YOUR GOAL: Narrow the data below down to the lines containing "xlabel".

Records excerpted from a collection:
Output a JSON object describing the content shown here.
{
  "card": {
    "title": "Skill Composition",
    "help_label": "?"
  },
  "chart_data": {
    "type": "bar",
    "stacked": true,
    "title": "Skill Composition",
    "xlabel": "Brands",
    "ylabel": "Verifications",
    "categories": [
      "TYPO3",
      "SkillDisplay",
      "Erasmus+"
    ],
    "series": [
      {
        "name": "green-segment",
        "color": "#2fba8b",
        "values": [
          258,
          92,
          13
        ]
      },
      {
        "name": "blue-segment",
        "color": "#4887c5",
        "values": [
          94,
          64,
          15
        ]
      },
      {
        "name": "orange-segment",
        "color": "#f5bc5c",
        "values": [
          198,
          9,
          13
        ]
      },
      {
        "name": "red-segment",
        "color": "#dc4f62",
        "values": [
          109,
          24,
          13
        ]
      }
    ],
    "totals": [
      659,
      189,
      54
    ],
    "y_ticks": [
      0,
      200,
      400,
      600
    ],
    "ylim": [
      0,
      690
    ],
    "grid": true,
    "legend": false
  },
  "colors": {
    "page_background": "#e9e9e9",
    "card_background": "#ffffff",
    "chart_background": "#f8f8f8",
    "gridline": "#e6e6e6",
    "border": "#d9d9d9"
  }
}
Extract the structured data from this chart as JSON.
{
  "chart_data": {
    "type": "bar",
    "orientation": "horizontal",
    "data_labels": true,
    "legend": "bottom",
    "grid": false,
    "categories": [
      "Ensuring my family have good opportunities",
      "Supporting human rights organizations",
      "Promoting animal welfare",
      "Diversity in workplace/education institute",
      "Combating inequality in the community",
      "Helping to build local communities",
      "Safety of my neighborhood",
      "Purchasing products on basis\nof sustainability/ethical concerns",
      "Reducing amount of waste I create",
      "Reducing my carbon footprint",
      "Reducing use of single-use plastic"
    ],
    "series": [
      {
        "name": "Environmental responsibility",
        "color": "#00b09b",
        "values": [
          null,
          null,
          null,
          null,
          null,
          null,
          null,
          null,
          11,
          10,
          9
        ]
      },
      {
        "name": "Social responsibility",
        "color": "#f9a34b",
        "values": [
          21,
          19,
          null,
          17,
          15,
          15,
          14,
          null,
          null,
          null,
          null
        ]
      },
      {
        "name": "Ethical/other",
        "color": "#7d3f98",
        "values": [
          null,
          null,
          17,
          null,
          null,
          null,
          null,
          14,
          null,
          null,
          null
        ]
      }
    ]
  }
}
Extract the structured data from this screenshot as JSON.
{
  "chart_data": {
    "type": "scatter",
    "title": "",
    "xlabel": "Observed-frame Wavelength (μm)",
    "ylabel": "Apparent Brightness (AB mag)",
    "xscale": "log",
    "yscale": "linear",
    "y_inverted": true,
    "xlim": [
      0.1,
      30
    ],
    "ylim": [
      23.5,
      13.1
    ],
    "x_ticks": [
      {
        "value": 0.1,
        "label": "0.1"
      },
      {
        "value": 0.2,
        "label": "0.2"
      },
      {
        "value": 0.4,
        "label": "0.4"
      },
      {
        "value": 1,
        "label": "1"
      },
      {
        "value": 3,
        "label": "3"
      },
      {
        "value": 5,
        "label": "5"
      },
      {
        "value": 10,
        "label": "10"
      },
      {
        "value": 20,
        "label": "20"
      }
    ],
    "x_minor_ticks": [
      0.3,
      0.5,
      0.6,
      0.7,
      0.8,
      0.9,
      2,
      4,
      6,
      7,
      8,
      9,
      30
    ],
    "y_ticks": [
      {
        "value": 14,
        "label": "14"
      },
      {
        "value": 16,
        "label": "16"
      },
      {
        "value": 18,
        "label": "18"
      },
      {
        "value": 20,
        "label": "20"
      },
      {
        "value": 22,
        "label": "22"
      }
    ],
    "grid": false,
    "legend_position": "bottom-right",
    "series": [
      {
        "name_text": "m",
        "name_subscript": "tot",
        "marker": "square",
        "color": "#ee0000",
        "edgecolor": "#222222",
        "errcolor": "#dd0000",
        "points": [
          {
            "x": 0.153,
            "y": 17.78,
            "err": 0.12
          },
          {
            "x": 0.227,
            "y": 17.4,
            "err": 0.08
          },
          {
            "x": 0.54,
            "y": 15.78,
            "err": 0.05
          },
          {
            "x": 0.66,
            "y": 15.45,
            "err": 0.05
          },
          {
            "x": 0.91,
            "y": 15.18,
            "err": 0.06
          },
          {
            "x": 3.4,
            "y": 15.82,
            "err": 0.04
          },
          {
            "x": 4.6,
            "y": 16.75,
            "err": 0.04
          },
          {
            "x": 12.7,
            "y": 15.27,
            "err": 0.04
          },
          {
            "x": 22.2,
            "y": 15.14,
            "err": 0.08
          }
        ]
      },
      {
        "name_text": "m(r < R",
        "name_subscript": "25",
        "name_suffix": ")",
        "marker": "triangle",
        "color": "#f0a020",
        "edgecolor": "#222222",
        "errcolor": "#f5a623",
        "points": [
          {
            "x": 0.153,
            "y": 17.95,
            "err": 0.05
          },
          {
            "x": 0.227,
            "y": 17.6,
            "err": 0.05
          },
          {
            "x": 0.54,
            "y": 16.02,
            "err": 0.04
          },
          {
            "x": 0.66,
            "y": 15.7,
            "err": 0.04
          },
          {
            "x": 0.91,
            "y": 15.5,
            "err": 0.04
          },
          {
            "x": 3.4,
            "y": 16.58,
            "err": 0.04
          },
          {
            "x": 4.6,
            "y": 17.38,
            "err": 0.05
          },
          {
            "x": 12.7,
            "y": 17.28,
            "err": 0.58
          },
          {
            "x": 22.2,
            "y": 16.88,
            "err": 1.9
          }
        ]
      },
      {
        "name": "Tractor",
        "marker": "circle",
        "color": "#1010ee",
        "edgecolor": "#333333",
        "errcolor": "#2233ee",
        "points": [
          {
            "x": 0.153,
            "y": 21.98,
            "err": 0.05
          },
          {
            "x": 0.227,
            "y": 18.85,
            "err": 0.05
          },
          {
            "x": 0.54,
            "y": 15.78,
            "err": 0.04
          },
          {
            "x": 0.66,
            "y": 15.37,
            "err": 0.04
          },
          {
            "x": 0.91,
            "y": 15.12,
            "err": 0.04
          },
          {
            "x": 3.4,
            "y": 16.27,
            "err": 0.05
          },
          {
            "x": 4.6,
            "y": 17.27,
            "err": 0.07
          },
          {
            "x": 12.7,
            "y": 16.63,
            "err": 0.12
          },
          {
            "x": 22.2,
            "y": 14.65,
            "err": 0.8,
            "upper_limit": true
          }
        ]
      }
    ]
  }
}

FINISHED TASK:
    "xlabel": "Brands",
    "xlabel": "Observed-frame Wavelength (μm)",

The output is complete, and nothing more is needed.